Entries from a dataset:

____

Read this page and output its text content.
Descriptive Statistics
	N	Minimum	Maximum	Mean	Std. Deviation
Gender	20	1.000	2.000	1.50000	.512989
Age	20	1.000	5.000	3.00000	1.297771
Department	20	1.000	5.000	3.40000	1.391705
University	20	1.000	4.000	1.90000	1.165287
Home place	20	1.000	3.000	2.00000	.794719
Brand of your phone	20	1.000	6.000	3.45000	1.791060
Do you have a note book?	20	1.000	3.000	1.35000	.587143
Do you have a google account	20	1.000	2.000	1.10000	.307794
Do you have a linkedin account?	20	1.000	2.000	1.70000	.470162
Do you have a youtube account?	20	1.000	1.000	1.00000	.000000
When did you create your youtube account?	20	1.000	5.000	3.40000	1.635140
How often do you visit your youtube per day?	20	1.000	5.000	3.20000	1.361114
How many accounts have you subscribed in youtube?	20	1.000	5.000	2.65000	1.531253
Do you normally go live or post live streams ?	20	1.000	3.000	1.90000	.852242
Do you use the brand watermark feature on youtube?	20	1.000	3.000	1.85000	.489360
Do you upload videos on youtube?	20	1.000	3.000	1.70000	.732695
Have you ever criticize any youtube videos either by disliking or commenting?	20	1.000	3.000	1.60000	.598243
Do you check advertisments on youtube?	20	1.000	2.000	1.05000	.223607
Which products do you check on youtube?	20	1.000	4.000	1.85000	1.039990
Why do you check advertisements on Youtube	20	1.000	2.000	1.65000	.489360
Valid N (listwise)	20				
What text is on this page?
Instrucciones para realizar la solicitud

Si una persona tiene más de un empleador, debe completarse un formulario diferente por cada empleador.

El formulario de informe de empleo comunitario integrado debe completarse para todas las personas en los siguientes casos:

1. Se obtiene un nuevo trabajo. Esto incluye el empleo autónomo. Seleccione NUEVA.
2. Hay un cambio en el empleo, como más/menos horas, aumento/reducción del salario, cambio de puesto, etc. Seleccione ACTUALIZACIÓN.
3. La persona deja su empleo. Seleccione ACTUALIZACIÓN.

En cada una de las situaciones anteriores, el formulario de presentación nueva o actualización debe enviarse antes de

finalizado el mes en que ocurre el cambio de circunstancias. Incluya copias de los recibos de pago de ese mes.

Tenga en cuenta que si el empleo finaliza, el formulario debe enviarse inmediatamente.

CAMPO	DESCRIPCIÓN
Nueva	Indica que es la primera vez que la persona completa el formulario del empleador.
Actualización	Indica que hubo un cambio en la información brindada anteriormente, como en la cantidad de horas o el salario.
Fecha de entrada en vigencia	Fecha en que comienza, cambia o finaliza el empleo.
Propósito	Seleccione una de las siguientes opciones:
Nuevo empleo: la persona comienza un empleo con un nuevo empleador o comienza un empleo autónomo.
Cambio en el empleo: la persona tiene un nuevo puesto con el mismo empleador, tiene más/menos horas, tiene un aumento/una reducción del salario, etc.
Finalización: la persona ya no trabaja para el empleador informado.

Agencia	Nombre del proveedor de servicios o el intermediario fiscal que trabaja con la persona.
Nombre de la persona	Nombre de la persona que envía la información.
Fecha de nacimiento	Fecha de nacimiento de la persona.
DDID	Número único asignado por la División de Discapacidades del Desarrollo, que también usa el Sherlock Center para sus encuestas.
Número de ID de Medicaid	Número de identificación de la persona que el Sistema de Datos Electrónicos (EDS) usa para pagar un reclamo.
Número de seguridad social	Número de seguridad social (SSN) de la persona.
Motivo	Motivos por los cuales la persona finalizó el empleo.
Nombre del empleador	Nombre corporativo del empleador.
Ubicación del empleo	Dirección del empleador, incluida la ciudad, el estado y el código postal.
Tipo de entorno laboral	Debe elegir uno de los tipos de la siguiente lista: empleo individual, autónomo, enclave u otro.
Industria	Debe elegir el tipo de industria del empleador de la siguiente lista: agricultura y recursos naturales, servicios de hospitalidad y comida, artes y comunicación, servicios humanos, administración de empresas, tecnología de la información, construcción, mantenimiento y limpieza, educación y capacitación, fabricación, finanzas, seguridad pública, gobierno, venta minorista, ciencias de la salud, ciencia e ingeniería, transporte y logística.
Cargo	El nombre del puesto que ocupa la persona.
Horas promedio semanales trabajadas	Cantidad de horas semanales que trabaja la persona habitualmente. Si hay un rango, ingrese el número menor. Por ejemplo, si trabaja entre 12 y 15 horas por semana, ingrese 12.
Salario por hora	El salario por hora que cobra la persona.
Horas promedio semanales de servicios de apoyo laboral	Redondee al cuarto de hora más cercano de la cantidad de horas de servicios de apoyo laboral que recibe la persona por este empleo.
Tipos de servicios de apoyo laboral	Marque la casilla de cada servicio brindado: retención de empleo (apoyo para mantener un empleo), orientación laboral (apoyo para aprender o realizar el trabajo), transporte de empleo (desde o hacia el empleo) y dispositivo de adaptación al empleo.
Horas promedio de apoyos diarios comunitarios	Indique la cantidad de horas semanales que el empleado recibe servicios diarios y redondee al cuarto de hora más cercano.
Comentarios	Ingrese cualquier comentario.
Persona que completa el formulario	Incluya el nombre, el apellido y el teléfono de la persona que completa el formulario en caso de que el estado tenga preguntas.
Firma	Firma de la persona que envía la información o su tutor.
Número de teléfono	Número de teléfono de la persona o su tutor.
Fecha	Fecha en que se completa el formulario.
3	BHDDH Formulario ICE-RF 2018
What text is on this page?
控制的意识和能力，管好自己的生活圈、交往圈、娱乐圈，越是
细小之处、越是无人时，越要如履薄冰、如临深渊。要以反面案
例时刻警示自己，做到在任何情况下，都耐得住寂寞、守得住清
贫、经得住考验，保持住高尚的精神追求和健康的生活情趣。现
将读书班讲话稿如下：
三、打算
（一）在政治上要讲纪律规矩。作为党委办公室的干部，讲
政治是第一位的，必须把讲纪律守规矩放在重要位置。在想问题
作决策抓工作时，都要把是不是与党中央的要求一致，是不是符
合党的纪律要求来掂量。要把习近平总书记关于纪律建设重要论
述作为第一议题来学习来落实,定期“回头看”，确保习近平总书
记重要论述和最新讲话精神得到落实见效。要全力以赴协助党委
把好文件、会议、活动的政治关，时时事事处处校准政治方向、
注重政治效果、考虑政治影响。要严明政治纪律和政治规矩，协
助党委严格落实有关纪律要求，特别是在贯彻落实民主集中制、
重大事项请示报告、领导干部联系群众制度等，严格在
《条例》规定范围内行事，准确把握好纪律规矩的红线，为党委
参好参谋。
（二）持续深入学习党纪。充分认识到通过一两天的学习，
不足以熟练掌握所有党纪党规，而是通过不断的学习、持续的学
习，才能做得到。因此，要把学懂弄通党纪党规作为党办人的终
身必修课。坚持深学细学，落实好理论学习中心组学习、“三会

____

## Exercise instructions:
Extract all of the data exactly as written.

## Output of the exercise:
Read this page and output its text content.
Descriptive Statistics
	N	Minimum	Maximum	Mean	Std. Deviation
Gender	20	1.000	2.000	1.50000	.512989
Age	20	1.000	5.000	3.00000	1.297771
Department	20	1.000	5.000	3.40000	1.391705
University	20	1.000	4.000	1.90000	1.165287
Home place	20	1.000	3.000	2.00000	.794719
Brand of your phone	20	1.000	6.000	3.45000	1.791060
Do you have a note book?	20	1.000	3.000	1.35000	.587143
Do you have a google account	20	1.000	2.000	1.10000	.307794
Do you have a linkedin account?	20	1.000	2.000	1.70000	.470162
Do you have a youtube account?	20	1.000	1.000	1.00000	.000000
When did you create your youtube account?	20	1.000	5.000	3.40000	1.635140
How often do you visit your youtube per day?	20	1.000	5.000	3.20000	1.361114
How many accounts have you subscribed in youtube?	20	1.000	5.000	2.65000	1.531253
Do you normally go live or post live streams ?	20	1.000	3.000	1.90000	.852242
Do you use the brand watermark feature on youtube?	20	1.000	3.000	1.85000	.489360
Do you upload videos on youtube?	20	1.000	3.000	1.70000	.732695
Have you ever criticize any youtube videos either by disliking or commenting?	20	1.000	3.000	1.60000	.598243
Do you check advertisments on youtube?	20	1.000	2.000	1.05000	.223607
Which products do you check on youtube?	20	1.000	4.000	1.85000	1.039990
Why do you check advertisements on Youtube	20	1.000	2.000	1.65000	.489360
Valid N (listwise)	20				
What text is on this page?
Instrucciones para realizar la solicitud

Si una persona tiene más de un empleador, debe completarse un formulario diferente por cada empleador.

El formulario de informe de empleo comunitario integrado debe completarse para todas las personas en los siguientes casos:

1. Se obtiene un nuevo trabajo. Esto incluye el empleo autónomo. Seleccione NUEVA.
2. Hay un cambio en el empleo, como más/menos horas, aumento/reducción del salario, cambio de puesto, etc. Seleccione ACTUALIZACIÓN.
3. La persona deja su empleo. Seleccione ACTUALIZACIÓN.

En cada una de las situaciones anteriores, el formulario de presentación nueva o actualización debe enviarse antes de

finalizado el mes en que ocurre el cambio de circunstancias. Incluya copias de los recibos de pago de ese mes.

Tenga en cuenta que si el empleo finaliza, el formulario debe enviarse inmediatamente.

CAMPO	DESCRIPCIÓN
Nueva	Indica que es la primera vez que la persona completa el formulario del empleador.
Actualización	Indica que hubo un cambio en la información brindada anteriormente, como en la cantidad de horas o el salario.
Fecha de entrada en vigencia	Fecha en que comienza, cambia o finaliza el empleo.
Propósito	Seleccione una de las siguientes opciones:
Nuevo empleo: la persona comienza un empleo con un nuevo empleador o comienza un empleo autónomo.
Cambio en el empleo: la persona tiene un nuevo puesto con el mismo empleador, tiene más/menos horas, tiene un aumento/una reducción del salario, etc.
Finalización: la persona ya no trabaja para el empleador informado.

Agencia	Nombre del proveedor de servicios o el intermediario fiscal que trabaja con la persona.
Nombre de la persona	Nombre de la persona que envía la información.
Fecha de nacimiento	Fecha de nacimiento de la persona.
DDID	Número único asignado por la División de Discapacidades del Desarrollo, que también usa el Sherlock Center para sus encuestas.
Número de ID de Medicaid	Número de identificación de la persona que el Sistema de Datos Electrónicos (EDS) usa para pagar un reclamo.
Número de seguridad social	Número de seguridad social (SSN) de la persona.
Motivo	Motivos por los cuales la persona finalizó el empleo.
Nombre del empleador	Nombre corporativo del empleador.
Ubicación del empleo	Dirección del empleador, incluida la ciudad, el estado y el código postal.
Tipo de entorno laboral	Debe elegir uno de los tipos de la siguiente lista: empleo individual, autónomo, enclave u otro.
Industria	Debe elegir el tipo de industria del empleador de la siguiente lista: agricultura y recursos naturales, servicios de hospitalidad y comida, artes y comunicación, servicios humanos, administración de empresas, tecnología de la información, construcción, mantenimiento y limpieza, educación y capacitación, fabricación, finanzas, seguridad pública, gobierno, venta minorista, ciencias de la salud, ciencia e ingeniería, transporte y logística.
Cargo	El nombre del puesto que ocupa la persona.
Horas promedio semanales trabajadas	Cantidad de horas semanales que trabaja la persona habitualmente. Si hay un rango, ingrese el número menor. Por ejemplo, si trabaja entre 12 y 15 horas por semana, ingrese 12.
Salario por hora	El salario por hora que cobra la persona.
Horas promedio semanales de servicios de apoyo laboral	Redondee al cuarto de hora más cercano de la cantidad de horas de servicios de apoyo laboral que recibe la persona por este empleo.
Tipos de servicios de apoyo laboral	Marque la casilla de cada servicio brindado: retención de empleo (apoyo para mantener un empleo), orientación laboral (apoyo para aprender o realizar el trabajo), transporte de empleo (desde o hacia el empleo) y dispositivo de adaptación al empleo.
Horas promedio de apoyos diarios comunitarios	Indique la cantidad de horas semanales que el empleado recibe servicios diarios y redondee al cuarto de hora más cercano.
Comentarios	Ingrese cualquier comentario.
Persona que completa el formulario	Incluya el nombre, el apellido y el teléfono de la persona que completa el formulario en caso de que el estado tenga preguntas.
Firma	Firma de la persona que envía la información o su tutor.
Número de teléfono	Número de teléfono de la persona o su tutor.
Fecha	Fecha en que se completa el formulario.
3	BHDDH Formulario ICE-RF 2018
What text is on this page?
控制的意识和能力，管好自己的生活圈、交往圈、娱乐圈，越是
细小之处、越是无人时，越要如履薄冰、如临深渊。要以反面案
例时刻警示自己，做到在任何情况下，都耐得住寂寞、守得住清
贫、经得住考验，保持住高尚的精神追求和健康的生活情趣。现
将读书班讲话稿如下：
三、打算
（一）在政治上要讲纪律规矩。作为党委办公室的干部，讲
政治是第一位的，必须把讲纪律守规矩放在重要位置。在想问题
作决策抓工作时，都要把是不是与党中央的要求一致，是不是符
合党的纪律要求来掂量。要把习近平总书记关于纪律建设重要论
述作为第一议题来学习来落实,定期“回头看”，确保习近平总书
记重要论述和最新讲话精神得到落实见效。要全力以赴协助党委
把好文件、会议、活动的政治关，时时事事处处校准政治方向、
注重政治效果、考虑政治影响。要严明政治纪律和政治规矩，协
助党委严格落实有关纪律要求，特别是在贯彻落实民主集中制、
重大事项请示报告、领导干部联系群众制度等，严格在
《条例》规定范围内行事，准确把握好纪律规矩的红线，为党委
参好参谋。
（二）持续深入学习党纪。充分认识到通过一两天的学习，
不足以熟练掌握所有党纪党规，而是通过不断的学习、持续的学
习，才能做得到。因此，要把学懂弄通党纪党规作为党办人的终
身必修课。坚持深学细学，落实好理论学习中心组学习、“三会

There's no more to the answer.